WRITTEN TASK: Retype the whole listing below, character for character.

RECORDS SHOWN:
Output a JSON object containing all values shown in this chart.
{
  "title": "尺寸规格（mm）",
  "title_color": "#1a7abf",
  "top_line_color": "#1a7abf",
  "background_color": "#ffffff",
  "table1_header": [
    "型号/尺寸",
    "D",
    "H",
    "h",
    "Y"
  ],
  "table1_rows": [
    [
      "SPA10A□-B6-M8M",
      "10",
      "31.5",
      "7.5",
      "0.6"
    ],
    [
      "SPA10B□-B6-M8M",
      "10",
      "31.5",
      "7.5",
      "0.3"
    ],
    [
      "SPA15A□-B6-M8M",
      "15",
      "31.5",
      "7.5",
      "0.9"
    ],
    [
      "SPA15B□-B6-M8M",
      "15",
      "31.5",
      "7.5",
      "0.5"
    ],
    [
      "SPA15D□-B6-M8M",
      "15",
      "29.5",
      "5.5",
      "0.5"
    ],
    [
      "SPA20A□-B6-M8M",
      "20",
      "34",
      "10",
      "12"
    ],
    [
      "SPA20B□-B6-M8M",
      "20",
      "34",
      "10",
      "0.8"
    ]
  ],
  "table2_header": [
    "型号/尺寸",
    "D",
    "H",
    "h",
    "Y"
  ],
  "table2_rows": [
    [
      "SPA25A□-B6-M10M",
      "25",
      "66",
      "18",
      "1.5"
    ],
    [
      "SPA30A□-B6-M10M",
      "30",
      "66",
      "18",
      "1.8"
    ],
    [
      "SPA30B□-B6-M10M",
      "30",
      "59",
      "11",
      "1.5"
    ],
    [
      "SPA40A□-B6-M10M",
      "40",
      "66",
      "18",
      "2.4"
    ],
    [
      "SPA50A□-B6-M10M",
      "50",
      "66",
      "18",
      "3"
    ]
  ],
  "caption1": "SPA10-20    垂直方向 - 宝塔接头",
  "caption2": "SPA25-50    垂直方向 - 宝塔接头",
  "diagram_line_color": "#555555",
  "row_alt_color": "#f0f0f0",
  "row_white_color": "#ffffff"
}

ANSWER:
Output a JSON object containing all values shown in this chart.
{
  "title": "尺寸规格（mm）",
  "title_color": "#1a7abf",
  "top_line_color": "#1a7abf",
  "background_color": "#ffffff",
  "table1_header": [
    "型号/尺寸",
    "D",
    "H",
    "h",
    "Y"
  ],
  "table1_rows": [
    [
      "SPA10A□-B6-M8M",
      "10",
      "31.5",
      "7.5",
      "0.6"
    ],
    [
      "SPA10B□-B6-M8M",
      "10",
      "31.5",
      "7.5",
      "0.3"
    ],
    [
      "SPA15A□-B6-M8M",
      "15",
      "31.5",
      "7.5",
      "0.9"
    ],
    [
      "SPA15B□-B6-M8M",
      "15",
      "31.5",
      "7.5",
      "0.5"
    ],
    [
      "SPA15D□-B6-M8M",
      "15",
      "29.5",
      "5.5",
      "0.5"
    ],
    [
      "SPA20A□-B6-M8M",
      "20",
      "34",
      "10",
      "12"
    ],
    [
      "SPA20B□-B6-M8M",
      "20",
      "34",
      "10",
      "0.8"
    ]
  ],
  "table2_header": [
    "型号/尺寸",
    "D",
    "H",
    "h",
    "Y"
  ],
  "table2_rows": [
    [
      "SPA25A□-B6-M10M",
      "25",
      "66",
      "18",
      "1.5"
    ],
    [
      "SPA30A□-B6-M10M",
      "30",
      "66",
      "18",
      "1.8"
    ],
    [
      "SPA30B□-B6-M10M",
      "30",
      "59",
      "11",
      "1.5"
    ],
    [
      "SPA40A□-B6-M10M",
      "40",
      "66",
      "18",
      "2.4"
    ],
    [
      "SPA50A□-B6-M10M",
      "50",
      "66",
      "18",
      "3"
    ]
  ],
  "caption1": "SPA10-20    垂直方向 - 宝塔接头",
  "caption2": "SPA25-50    垂直方向 - 宝塔接头",
  "diagram_line_color": "#555555",
  "row_alt_color": "#f0f0f0",
  "row_white_color": "#ffffff"
}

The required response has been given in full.